[start DATA EXTRACT]

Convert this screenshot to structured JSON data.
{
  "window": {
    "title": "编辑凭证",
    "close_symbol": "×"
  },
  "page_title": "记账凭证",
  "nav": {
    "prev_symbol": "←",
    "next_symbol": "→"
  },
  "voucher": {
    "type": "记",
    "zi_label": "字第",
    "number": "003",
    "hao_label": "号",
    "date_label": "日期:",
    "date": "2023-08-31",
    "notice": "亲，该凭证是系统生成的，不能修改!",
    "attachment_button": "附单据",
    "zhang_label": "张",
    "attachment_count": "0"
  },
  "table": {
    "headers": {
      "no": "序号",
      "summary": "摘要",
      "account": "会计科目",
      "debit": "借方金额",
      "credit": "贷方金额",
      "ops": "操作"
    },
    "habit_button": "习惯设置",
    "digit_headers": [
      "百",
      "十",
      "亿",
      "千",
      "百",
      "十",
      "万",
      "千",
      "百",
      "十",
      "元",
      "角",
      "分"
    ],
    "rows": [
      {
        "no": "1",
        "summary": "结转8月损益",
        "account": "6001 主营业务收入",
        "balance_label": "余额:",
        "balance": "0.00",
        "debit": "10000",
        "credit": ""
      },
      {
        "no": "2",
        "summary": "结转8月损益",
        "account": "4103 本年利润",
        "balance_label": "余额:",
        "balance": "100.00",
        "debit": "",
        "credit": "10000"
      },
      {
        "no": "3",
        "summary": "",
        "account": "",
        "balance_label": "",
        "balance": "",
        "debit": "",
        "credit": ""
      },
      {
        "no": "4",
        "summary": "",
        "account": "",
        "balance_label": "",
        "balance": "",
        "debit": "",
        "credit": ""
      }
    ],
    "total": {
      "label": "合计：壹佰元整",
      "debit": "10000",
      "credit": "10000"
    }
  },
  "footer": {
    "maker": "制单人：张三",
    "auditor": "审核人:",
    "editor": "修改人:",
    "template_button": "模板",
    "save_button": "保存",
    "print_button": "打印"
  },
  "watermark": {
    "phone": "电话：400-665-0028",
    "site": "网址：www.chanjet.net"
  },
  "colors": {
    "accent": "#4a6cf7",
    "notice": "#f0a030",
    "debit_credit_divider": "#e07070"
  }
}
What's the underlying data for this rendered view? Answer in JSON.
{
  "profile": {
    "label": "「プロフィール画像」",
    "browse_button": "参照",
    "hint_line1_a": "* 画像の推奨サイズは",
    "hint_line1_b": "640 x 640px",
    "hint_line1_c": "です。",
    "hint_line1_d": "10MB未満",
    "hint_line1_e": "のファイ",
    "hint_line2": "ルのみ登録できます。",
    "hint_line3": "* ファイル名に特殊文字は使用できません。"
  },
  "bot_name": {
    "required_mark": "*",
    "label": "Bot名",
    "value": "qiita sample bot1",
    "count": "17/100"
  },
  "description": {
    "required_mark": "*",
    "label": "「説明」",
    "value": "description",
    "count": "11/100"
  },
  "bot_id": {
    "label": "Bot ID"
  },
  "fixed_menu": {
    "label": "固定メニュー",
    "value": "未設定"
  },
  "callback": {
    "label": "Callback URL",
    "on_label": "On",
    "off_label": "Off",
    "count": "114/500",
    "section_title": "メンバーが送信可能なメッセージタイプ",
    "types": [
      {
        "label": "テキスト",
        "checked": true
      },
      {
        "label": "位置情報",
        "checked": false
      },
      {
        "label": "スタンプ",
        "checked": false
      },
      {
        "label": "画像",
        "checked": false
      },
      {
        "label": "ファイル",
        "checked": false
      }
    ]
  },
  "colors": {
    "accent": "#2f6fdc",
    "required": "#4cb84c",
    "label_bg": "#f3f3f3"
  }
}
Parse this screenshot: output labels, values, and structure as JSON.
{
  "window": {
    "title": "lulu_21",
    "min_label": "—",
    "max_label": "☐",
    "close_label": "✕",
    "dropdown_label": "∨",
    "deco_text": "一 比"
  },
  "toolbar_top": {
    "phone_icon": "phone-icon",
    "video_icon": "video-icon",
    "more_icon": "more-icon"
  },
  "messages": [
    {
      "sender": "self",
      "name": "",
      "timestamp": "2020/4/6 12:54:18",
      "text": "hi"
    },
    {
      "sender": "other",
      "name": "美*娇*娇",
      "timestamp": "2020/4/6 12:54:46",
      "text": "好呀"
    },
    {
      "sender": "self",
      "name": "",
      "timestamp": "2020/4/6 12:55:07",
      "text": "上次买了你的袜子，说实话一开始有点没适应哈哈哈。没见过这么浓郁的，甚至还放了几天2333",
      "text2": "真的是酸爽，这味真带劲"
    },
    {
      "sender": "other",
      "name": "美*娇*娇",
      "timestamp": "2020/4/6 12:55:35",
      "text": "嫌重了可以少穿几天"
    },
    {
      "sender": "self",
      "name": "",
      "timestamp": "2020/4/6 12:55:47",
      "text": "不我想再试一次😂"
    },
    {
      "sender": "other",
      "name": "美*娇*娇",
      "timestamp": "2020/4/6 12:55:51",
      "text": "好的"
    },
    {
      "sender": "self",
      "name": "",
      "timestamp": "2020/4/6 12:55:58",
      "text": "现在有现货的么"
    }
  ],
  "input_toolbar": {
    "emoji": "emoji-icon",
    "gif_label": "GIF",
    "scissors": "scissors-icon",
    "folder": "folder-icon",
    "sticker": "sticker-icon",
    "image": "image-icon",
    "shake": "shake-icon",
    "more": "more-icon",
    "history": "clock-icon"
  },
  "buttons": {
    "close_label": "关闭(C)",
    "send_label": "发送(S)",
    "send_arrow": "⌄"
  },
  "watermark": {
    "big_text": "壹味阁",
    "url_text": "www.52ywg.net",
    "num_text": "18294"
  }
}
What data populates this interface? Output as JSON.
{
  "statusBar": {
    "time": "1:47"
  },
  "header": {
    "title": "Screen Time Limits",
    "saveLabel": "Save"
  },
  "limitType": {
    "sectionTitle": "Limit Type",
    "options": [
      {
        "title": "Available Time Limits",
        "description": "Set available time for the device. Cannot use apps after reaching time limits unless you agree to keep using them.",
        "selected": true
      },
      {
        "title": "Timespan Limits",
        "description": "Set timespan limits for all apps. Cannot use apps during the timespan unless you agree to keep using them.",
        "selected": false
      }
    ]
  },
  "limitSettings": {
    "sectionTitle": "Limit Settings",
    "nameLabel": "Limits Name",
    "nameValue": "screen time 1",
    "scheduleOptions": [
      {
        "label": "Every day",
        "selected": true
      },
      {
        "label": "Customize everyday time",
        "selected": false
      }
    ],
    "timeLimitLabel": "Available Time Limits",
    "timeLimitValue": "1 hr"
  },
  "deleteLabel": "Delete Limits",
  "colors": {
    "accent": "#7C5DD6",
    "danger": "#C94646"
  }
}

[end DATA EXTRACT]

The lines above should be duplicated exactly.

Convert this screenshot to structured JSON data.
{
  "window": {
    "title": "编辑凭证",
    "close_symbol": "×"
  },
  "page_title": "记账凭证",
  "nav": {
    "prev_symbol": "←",
    "next_symbol": "→"
  },
  "voucher": {
    "type": "记",
    "zi_label": "字第",
    "number": "003",
    "hao_label": "号",
    "date_label": "日期:",
    "date": "2023-08-31",
    "notice": "亲，该凭证是系统生成的，不能修改!",
    "attachment_button": "附单据",
    "zhang_label": "张",
    "attachment_count": "0"
  },
  "table": {
    "headers": {
      "no": "序号",
      "summary": "摘要",
      "account": "会计科目",
      "debit": "借方金额",
      "credit": "贷方金额",
      "ops": "操作"
    },
    "habit_button": "习惯设置",
    "digit_headers": [
      "百",
      "十",
      "亿",
      "千",
      "百",
      "十",
      "万",
      "千",
      "百",
      "十",
      "元",
      "角",
      "分"
    ],
    "rows": [
      {
        "no": "1",
        "summary": "结转8月损益",
        "account": "6001 主营业务收入",
        "balance_label": "余额:",
        "balance": "0.00",
        "debit": "10000",
        "credit": ""
      },
      {
        "no": "2",
        "summary": "结转8月损益",
        "account": "4103 本年利润",
        "balance_label": "余额:",
        "balance": "100.00",
        "debit": "",
        "credit": "10000"
      },
      {
        "no": "3",
        "summary": "",
        "account": "",
        "balance_label": "",
        "balance": "",
        "debit": "",
        "credit": ""
      },
      {
        "no": "4",
        "summary": "",
        "account": "",
        "balance_label": "",
        "balance": "",
        "debit": "",
        "credit": ""
      }
    ],
    "total": {
      "label": "合计：壹佰元整",
      "debit": "10000",
      "credit": "10000"
    }
  },
  "footer": {
    "maker": "制单人：张三",
    "auditor": "审核人:",
    "editor": "修改人:",
    "template_button": "模板",
    "save_button": "保存",
    "print_button": "打印"
  },
  "watermark": {
    "phone": "电话：400-665-0028",
    "site": "网址：www.chanjet.net"
  },
  "colors": {
    "accent": "#4a6cf7",
    "notice": "#f0a030",
    "debit_credit_divider": "#e07070"
  }
}
What's the underlying data for this rendered view? Answer in JSON.
{
  "profile": {
    "label": "「プロフィール画像」",
    "browse_button": "参照",
    "hint_line1_a": "* 画像の推奨サイズは",
    "hint_line1_b": "640 x 640px",
    "hint_line1_c": "です。",
    "hint_line1_d": "10MB未満",
    "hint_line1_e": "のファイ",
    "hint_line2": "ルのみ登録できます。",
    "hint_line3": "* ファイル名に特殊文字は使用できません。"
  },
  "bot_name": {
    "required_mark": "*",
    "label": "Bot名",
    "value": "qiita sample bot1",
    "count": "17/100"
  },
  "description": {
    "required_mark": "*",
    "label": "「説明」",
    "value": "description",
    "count": "11/100"
  },
  "bot_id": {
    "label": "Bot ID"
  },
  "fixed_menu": {
    "label": "固定メニュー",
    "value": "未設定"
  },
  "callback": {
    "label": "Callback URL",
    "on_label": "On",
    "off_label": "Off",
    "count": "114/500",
    "section_title": "メンバーが送信可能なメッセージタイプ",
    "types": [
      {
        "label": "テキスト",
        "checked": true
      },
      {
        "label": "位置情報",
        "checked": false
      },
      {
        "label": "スタンプ",
        "checked": false
      },
      {
        "label": "画像",
        "checked": false
      },
      {
        "label": "ファイル",
        "checked": false
      }
    ]
  },
  "colors": {
    "accent": "#2f6fdc",
    "required": "#4cb84c",
    "label_bg": "#f3f3f3"
  }
}
Parse this screenshot: output labels, values, and structure as JSON.
{
  "window": {
    "title": "lulu_21",
    "min_label": "—",
    "max_label": "☐",
    "close_label": "✕",
    "dropdown_label": "∨",
    "deco_text": "一 比"
  },
  "toolbar_top": {
    "phone_icon": "phone-icon",
    "video_icon": "video-icon",
    "more_icon": "more-icon"
  },
  "messages": [
    {
      "sender": "self",
      "name": "",
      "timestamp": "2020/4/6 12:54:18",
      "text": "hi"
    },
    {
      "sender": "other",
      "name": "美*娇*娇",
      "timestamp": "2020/4/6 12:54:46",
      "text": "好呀"
    },
    {
      "sender": "self",
      "name": "",
      "timestamp": "2020/4/6 12:55:07",
      "text": "上次买了你的袜子，说实话一开始有点没适应哈哈哈。没见过这么浓郁的，甚至还放了几天2333",
      "text2": "真的是酸爽，这味真带劲"
    },
    {
      "sender": "other",
      "name": "美*娇*娇",
      "timestamp": "2020/4/6 12:55:35",
      "text": "嫌重了可以少穿几天"
    },
    {
      "sender": "self",
      "name": "",
      "timestamp": "2020/4/6 12:55:47",
      "text": "不我想再试一次😂"
    },
    {
      "sender": "other",
      "name": "美*娇*娇",
      "timestamp": "2020/4/6 12:55:51",
      "text": "好的"
    },
    {
      "sender": "self",
      "name": "",
      "timestamp": "2020/4/6 12:55:58",
      "text": "现在有现货的么"
    }
  ],
  "input_toolbar": {
    "emoji": "emoji-icon",
    "gif_label": "GIF",
    "scissors": "scissors-icon",
    "folder": "folder-icon",
    "sticker": "sticker-icon",
    "image": "image-icon",
    "shake": "shake-icon",
    "more": "more-icon",
    "history": "clock-icon"
  },
  "buttons": {
    "close_label": "关闭(C)",
    "send_label": "发送(S)",
    "send_arrow": "⌄"
  },
  "watermark": {
    "big_text": "壹味阁",
    "url_text": "www.52ywg.net",
    "num_text": "18294"
  }
}
What data populates this interface? Output as JSON.
{
  "statusBar": {
    "time": "1:47"
  },
  "header": {
    "title": "Screen Time Limits",
    "saveLabel": "Save"
  },
  "limitType": {
    "sectionTitle": "Limit Type",
    "options": [
      {
        "title": "Available Time Limits",
        "description": "Set available time for the device. Cannot use apps after reaching time limits unless you agree to keep using them.",
        "selected": true
      },
      {
        "title": "Timespan Limits",
        "description": "Set timespan limits for all apps. Cannot use apps during the timespan unless you agree to keep using them.",
        "selected": false
      }
    ]
  },
  "limitSettings": {
    "sectionTitle": "Limit Settings",
    "nameLabel": "Limits Name",
    "nameValue": "screen time 1",
    "scheduleOptions": [
      {
        "label": "Every day",
        "selected": true
      },
      {
        "label": "Customize everyday time",
        "selected": false
      }
    ],
    "timeLimitLabel": "Available Time Limits",
    "timeLimitValue": "1 hr"
  },
  "deleteLabel": "Delete Limits",
  "colors": {
    "accent": "#7C5DD6",
    "danger": "#C94646"
  }
}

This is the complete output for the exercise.